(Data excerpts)
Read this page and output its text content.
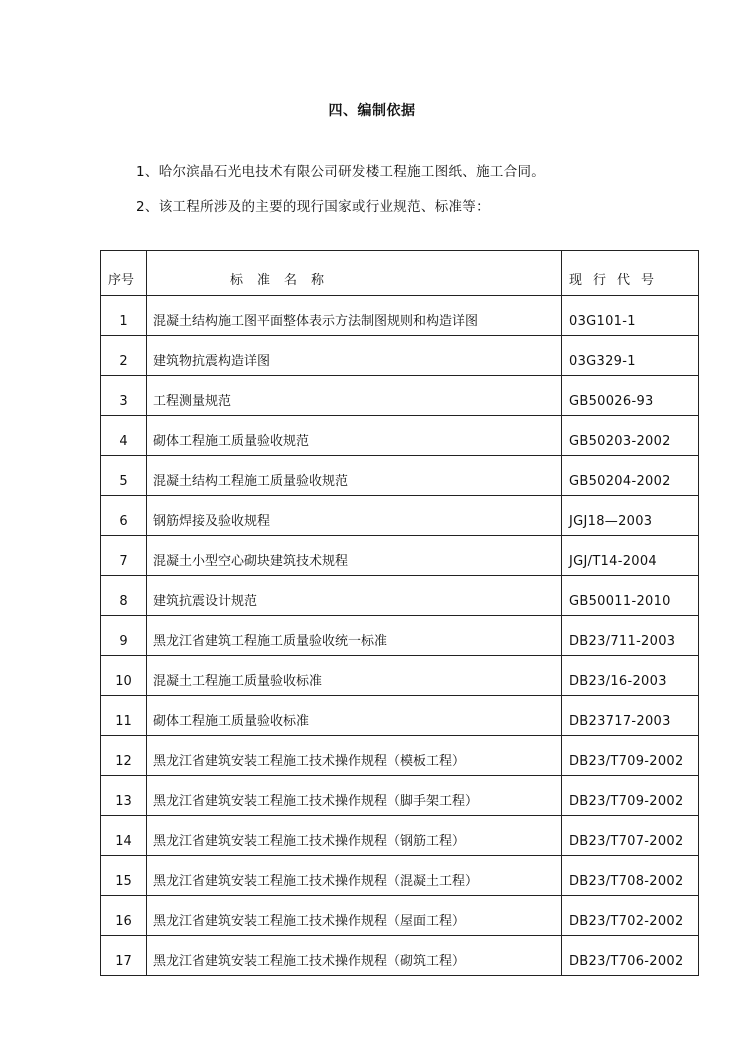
四、编制依据
1、哈尔滨晶石光电技术有限公司研发楼工程施工图纸、施工合同。
2、该工程所涉及的主要的现行国家或行业规范、标准等：
序号	标准名称	现行代号
1	混凝土结构施工图平面整体表示方法制图规则和构造详图	03G101-1
2	建筑物抗震构造详图	03G329-1
3	工程测量规范	GB50026-93
4	砌体工程施工质量验收规范	GB50203-2002
5	混凝土结构工程施工质量验收规范	GB50204-2002
6	钢筋焊接及验收规程	JGJ18—2003
7	混凝土小型空心砌块建筑技术规程	JGJ/T14-2004
8	建筑抗震设计规范	GB50011-2010
9	黑龙江省建筑工程施工质量验收统一标准	DB23/711-2003
10	混凝土工程施工质量验收标准	DB23/16-2003
11	砌体工程施工质量验收标准	DB23717-2003
12	黑龙江省建筑安装工程施工技术操作规程（模板工程）	DB23/T709-2002
13	黑龙江省建筑安装工程施工技术操作规程（脚手架工程）	DB23/T709-2002
14	黑龙江省建筑安装工程施工技术操作规程（钢筋工程）	DB23/T707-2002
15	黑龙江省建筑安装工程施工技术操作规程（混凝土工程）	DB23/T708-2002
16	黑龙江省建筑安装工程施工技术操作规程（屋面工程）	DB23/T702-2002
17	黑龙江省建筑安装工程施工技术操作规程（砌筑工程）	DB23/T706-2002
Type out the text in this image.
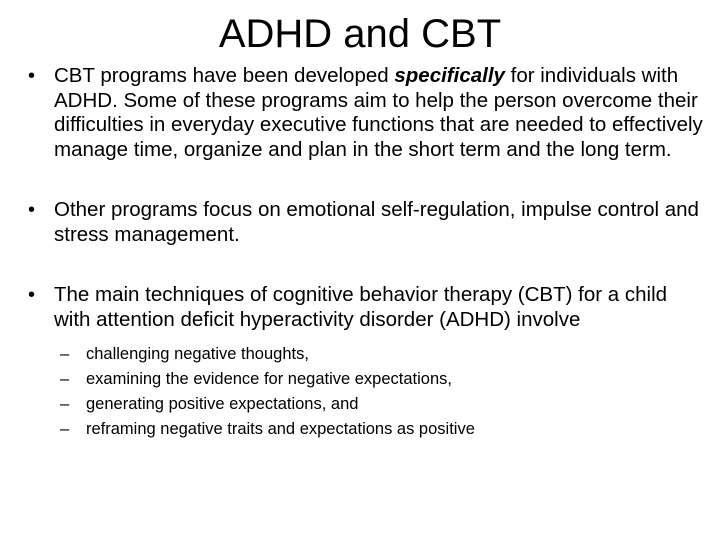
ADHD and CBT
• CBT programs have been developed specifically for individuals with ADHD. Some of these programs aim to help the person overcome their difficulties in everyday executive functions that are needed to effectively manage time, organize and plan in the short term and the long term.
• Other programs focus on emotional self-regulation, impulse control and stress management.
• The main techniques of cognitive behavior therapy (CBT) for a child with attention deficit hyperactivity disorder (ADHD) involve
– challenging negative thoughts,
– examining the evidence for negative expectations,
– generating positive expectations, and
– reframing negative traits and expectations as positive
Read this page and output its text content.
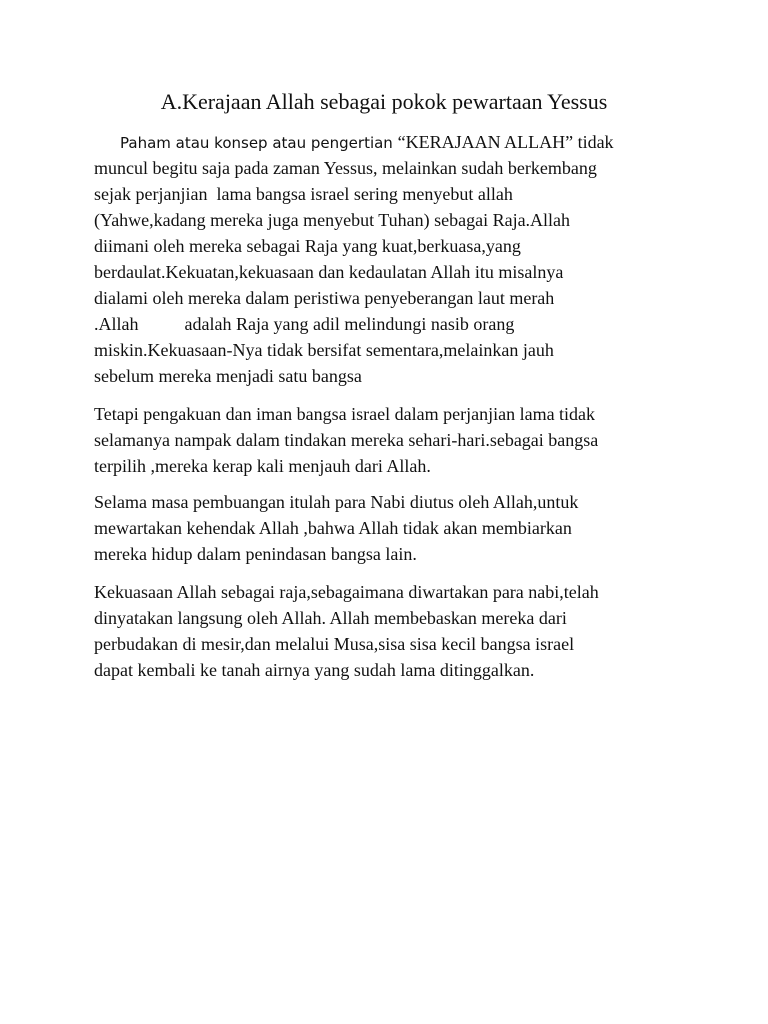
A.Kerajaan Allah sebagai pokok pewartaan Yessus
Paham atau konsep atau pengertian “KERAJAAN ALLAH” tidak
muncul begitu saja pada zaman Yessus, melainkan sudah berkembang
sejak perjanjian  lama bangsa israel sering menyebut allah
(Yahwe,kadang mereka juga menyebut Tuhan) sebagai Raja.Allah
diimani oleh mereka sebagai Raja yang kuat,berkuasa,yang
berdaulat.Kekuatan,kekuasaan dan kedaulatan Allah itu misalnya
dialami oleh mereka dalam peristiwa penyeberangan laut merah
.Allah	adalah Raja yang adil melindungi nasib orang
miskin.Kekuasaan-Nya tidak bersifat sementara,melainkan jauh
sebelum mereka menjadi satu bangsa
Tetapi pengakuan dan iman bangsa israel dalam perjanjian lama tidak
selamanya nampak dalam tindakan mereka sehari-hari.sebagai bangsa
terpilih ,mereka kerap kali menjauh dari Allah.
Selama masa pembuangan itulah para Nabi diutus oleh Allah,untuk
mewartakan kehendak Allah ,bahwa Allah tidak akan membiarkan
mereka hidup dalam penindasan bangsa lain.
Kekuasaan Allah sebagai raja,sebagaimana diwartakan para nabi,telah
dinyatakan langsung oleh Allah. Allah membebaskan mereka dari
perbudakan di mesir,dan melalui Musa,sisa sisa kecil bangsa israel
dapat kembali ke tanah airnya yang sudah lama ditinggalkan.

◆ Objective: Out of the preceding entries, pull every line containing the string "bangsa".

◆ Response to this task:
sejak perjanjian  lama bangsa israel sering menyebut allah
sebelum mereka menjadi satu bangsa
Tetapi pengakuan dan iman bangsa israel dalam perjanjian lama tidak
selamanya nampak dalam tindakan mereka sehari-hari.sebagai bangsa
mereka hidup dalam penindasan bangsa lain.
perbudakan di mesir,dan melalui Musa,sisa sisa kecil bangsa israel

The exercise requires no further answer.